### Objective
Return the entries below verbatim. Pictures stay out.

### Provided entries
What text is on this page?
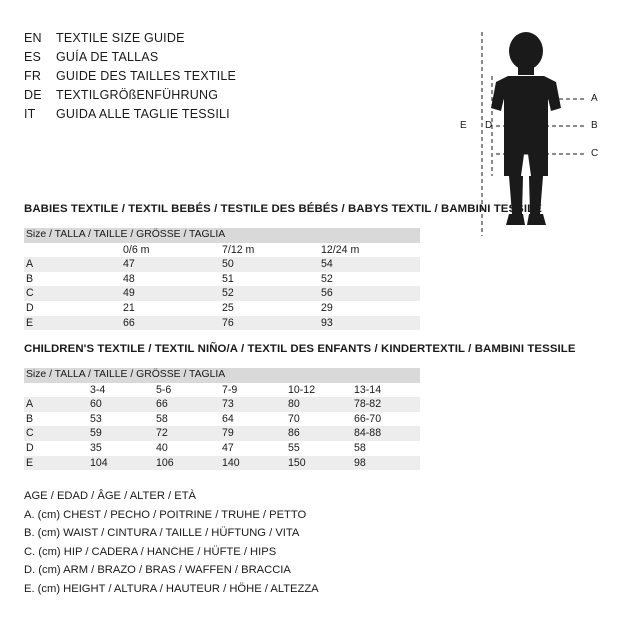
EN	TEXTILE SIZE GUIDE
ES	GUÍA DE TALLAS
FR	GUIDE DES TAILLES TEXTILE
DE	TEXTILGRÖßENFÜHRUNG
IT	GUIDA ALLE TAGLIE TESSILI
A
B
C
D
E
BABIES TEXTILE / TEXTIL BEBÉS / TESTILE DES BÉBÉS / BABYS TEXTIL / BAMBINI TESSILE
Size / TALLA / TAILLE / GRÖSSE / TAGLIA			
	0/6 m	7/12 m	12/24 m
A	47	50	54
B	48	51	52
C	49	52	56
D	21	25	29
E	66	76	93
CHILDREN'S TEXTILE / TEXTIL NIÑO/A / TEXTIL DES ENFANTS / KINDERTEXTIL / BAMBINI TESSILE
Size / TALLA / TAILLE / GRÖSSE / TAGLIA					
	3-4	5-6	7-9	10-12	13-14
A	60	66	73	80	78-82
B	53	58	64	70	66-70
C	59	72	79	86	84-88
D	35	40	47	55	58
E	104	106	140	150	98
AGE / EDAD / ÂGE / ALTER / ETÀ
A. (cm) CHEST / PECHO / POITRINE / TRUHE / PETTO
B. (cm) WAIST / CINTURA / TAILLE / HÜFTUNG / VITA
C. (cm) HIP / CADERA / HANCHE / HÜFTE / HIPS
D. (cm) ARM / BRAZO / BRAS / WAFFEN / BRACCIA
E. (cm) HEIGHT / ALTURA / HAUTEUR / HÖHE / ALTEZZA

### Task output
What text is on this page?
EN	TEXTILE SIZE GUIDE
ES	GUÍA DE TALLAS
FR	GUIDE DES TAILLES TEXTILE
DE	TEXTILGRÖßENFÜHRUNG
IT	GUIDA ALLE TAGLIE TESSILI
A
B
C
D
E
BABIES TEXTILE / TEXTIL BEBÉS / TESTILE DES BÉBÉS / BABYS TEXTIL / BAMBINI TESSILE
Size / TALLA / TAILLE / GRÖSSE / TAGLIA			
	0/6 m	7/12 m	12/24 m
A	47	50	54
B	48	51	52
C	49	52	56
D	21	25	29
E	66	76	93
CHILDREN'S TEXTILE / TEXTIL NIÑO/A / TEXTIL DES ENFANTS / KINDERTEXTIL / BAMBINI TESSILE
Size / TALLA / TAILLE / GRÖSSE / TAGLIA					
	3-4	5-6	7-9	10-12	13-14
A	60	66	73	80	78-82
B	53	58	64	70	66-70
C	59	72	79	86	84-88
D	35	40	47	55	58
E	104	106	140	150	98
AGE / EDAD / ÂGE / ALTER / ETÀ
A. (cm) CHEST / PECHO / POITRINE / TRUHE / PETTO
B. (cm) WAIST / CINTURA / TAILLE / HÜFTUNG / VITA
C. (cm) HIP / CADERA / HANCHE / HÜFTE / HIPS
D. (cm) ARM / BRAZO / BRAS / WAFFEN / BRACCIA
E. (cm) HEIGHT / ALTURA / HAUTEUR / HÖHE / ALTEZZA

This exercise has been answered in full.